Records from a collection:
####################

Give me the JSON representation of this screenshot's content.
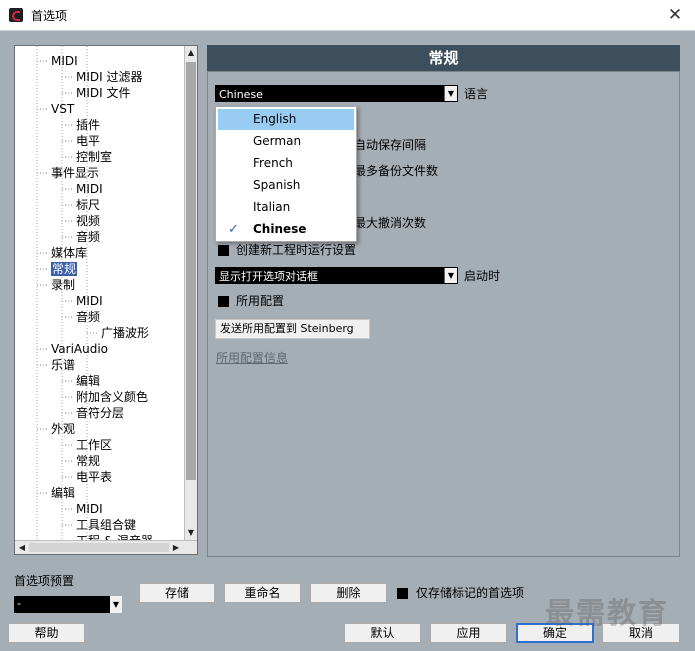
{
  "window": {
    "title": "首选项",
    "close_glyph": "✕"
  },
  "tree": {
    "nodes": [
      {
        "label": "MIDI",
        "level": 1
      },
      {
        "label": "MIDI 过滤器",
        "level": 2
      },
      {
        "label": "MIDI 文件",
        "level": 2
      },
      {
        "label": "VST",
        "level": 1
      },
      {
        "label": "插件",
        "level": 2
      },
      {
        "label": "电平",
        "level": 2
      },
      {
        "label": "控制室",
        "level": 2
      },
      {
        "label": "事件显示",
        "level": 1
      },
      {
        "label": "MIDI",
        "level": 2
      },
      {
        "label": "标尺",
        "level": 2
      },
      {
        "label": "视频",
        "level": 2
      },
      {
        "label": "音频",
        "level": 2
      },
      {
        "label": "媒体库",
        "level": 1
      },
      {
        "label": "常规",
        "level": 1,
        "selected": true
      },
      {
        "label": "录制",
        "level": 1
      },
      {
        "label": "MIDI",
        "level": 2
      },
      {
        "label": "音频",
        "level": 2
      },
      {
        "label": "广播波形",
        "level": 3
      },
      {
        "label": "VariAudio",
        "level": 1
      },
      {
        "label": "乐谱",
        "level": 1
      },
      {
        "label": "编辑",
        "level": 2
      },
      {
        "label": "附加含义颜色",
        "level": 2
      },
      {
        "label": "音符分层",
        "level": 2
      },
      {
        "label": "外观",
        "level": 1
      },
      {
        "label": "工作区",
        "level": 2
      },
      {
        "label": "常规",
        "level": 2
      },
      {
        "label": "电平表",
        "level": 2
      },
      {
        "label": "编辑",
        "level": 1
      },
      {
        "label": "MIDI",
        "level": 2
      },
      {
        "label": "工具组合键",
        "level": 2
      },
      {
        "label": "工程 & 混音器",
        "level": 2
      }
    ]
  },
  "panel": {
    "header": "常规",
    "language": {
      "value": "Chinese",
      "label": "语言"
    },
    "autosave_label": "自动保存间隔",
    "backup_label": "最多备份文件数",
    "undo_label": "最大撤消次数",
    "run_setup": "创建新工程时运行设置",
    "startup": {
      "value": "显示打开选项对话框",
      "label": "启动时"
    },
    "profile": "所用配置",
    "send_button": "发送所用配置到 Steinberg",
    "profile_info": "所用配置信息"
  },
  "language_dropdown": {
    "items": [
      {
        "label": "English",
        "highlighted": true
      },
      {
        "label": "German"
      },
      {
        "label": "French"
      },
      {
        "label": "Spanish"
      },
      {
        "label": "Italian"
      },
      {
        "label": "Chinese",
        "checked": true
      }
    ],
    "check_glyph": "✓"
  },
  "presets": {
    "label": "首选项预置",
    "value": "-",
    "store": "存储",
    "rename": "重命名",
    "delete": "删除",
    "only_marked": "仅存储标记的首选项"
  },
  "footer": {
    "help": "帮助",
    "default": "默认",
    "apply": "应用",
    "ok": "确定",
    "cancel": "取消"
  },
  "watermark": "最需教育",
  "glyphs": {
    "down": "▼",
    "up": "▲",
    "left": "◀",
    "right": "▶"
  }
}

####################

In the records above, how many lines contain the word "true"? Give the number alone.

● Expected answer
3